■ Testo di partenza ■
----

Perché a 21 anni la vita
non è proprio la meraviglia che si
crede quando, in terza liceo, te ne stai china su un libro di Fisica a
sognare
l’indipendenza del futuro, e nemmeno l’oasi
spensierata che si ricorda passati
i 30.
A
21 anni sei a cavallo tra i travagli e i divertimenti
dell’adolescenza appena
lasciata e le responsabilità e le prospettive di
un’età adulta che ancora non
riesci a sentire come tua, e ne hai anche un po’ il diritto.
A 21 anni ti serve
qualcosa di bello a cui aggrapparti in un brutto periodo per poter dire
“Andiamo
avanti, era solo un momento di debolezza”, e non un padre che
ti dice “Non c’è
posto per i sogni, nel mondo reale”. A 21 anni, i sogni sono
tutto quello che
hai, e se non hai nessuno che ti incoraggi, se nessuno ti dice che ci
puoi
credere, che li puoi realizzare, allora che in che futuro puoi credere?
Che
voglia ti resta di andare avanti?
Ma qualcuno che ti fa credere nei
sogni forse c’è.
Non è forse la
realizzazione di un sogno cominciare a suonare
a 12 anni, quasi per scherzo, e poi ritrovarsi ad essere delle rockstar
mondiali a 20? Non è una fantasia diventata
realtà girare i cinque continenti,
seguiti da scie di urla estasiate ed applausi scroscianti, accolti
ovunque da
gente che ama te e la tua musica più di ogni altra cosa?
Se so ancora sognare, è
solo perché ho trovato qualcuno che
mi dicesse che ne valeva la pena, ma di farlo sempre e comunque con i
piedi ben
piantati a terra.

----

■ Dati forniti ■
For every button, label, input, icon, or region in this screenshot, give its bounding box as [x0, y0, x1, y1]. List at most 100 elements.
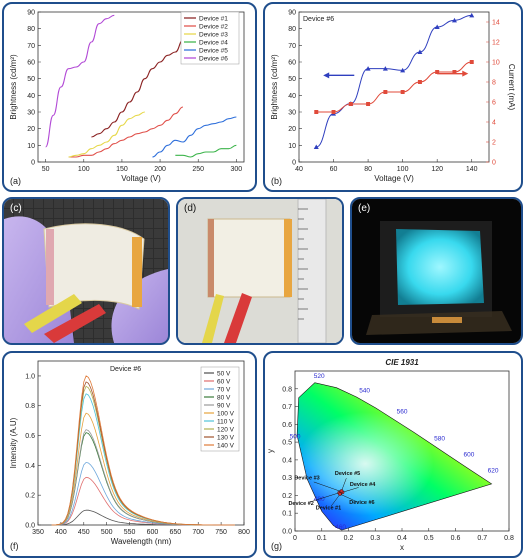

----

■ Consegne del compito ■
- 1) Traduci in inglese questa frase del testo di partenza: «Se so ancora sognare, è solo perché ho trovato qualcuno che mi dicesse che ne valeva la pena, ma di farlo sempre e comunque con i piedi ben piantati a terra.»
- 2) Nel testo di partenza, quali parole di un padre vengono riportate?
- 3) Stabilisci se ciascuna affermazione concorda con il testo di partenza, rispondendo sì o no e citando le parole decisive: (a) a 21 anni si ha in parte il diritto di non sentire ancora come propria l'età adulta; (b) diventare rockstar mondiali a 20 anni non viene collegato in alcun modo ai sogni; (c) i 21 anni sono descritti come un'oasi spensierata.

■ Soluzioni proposte ■
- 1) If I can still dream, it is only because I found someone who told me it was worth it, but to do so always and no matter what with my feet firmly planted on the ground.

- 2) «Non c’è posto per i sogni, nel mondo reale».

- 3)
(a) Sì: «un’età adulta che ancora non riesci a sentire come tua, e ne hai anche un po’ il diritto».
(b) No: «Non è forse la realizzazione di un sogno cominciare a suonare a 12 anni, quasi per scherzo, e poi ritrovarsi ad essere delle rockstar mondiali a 20?»
(c) No: «e nemmeno l’oasi spensierata che si ricorda passati i 30».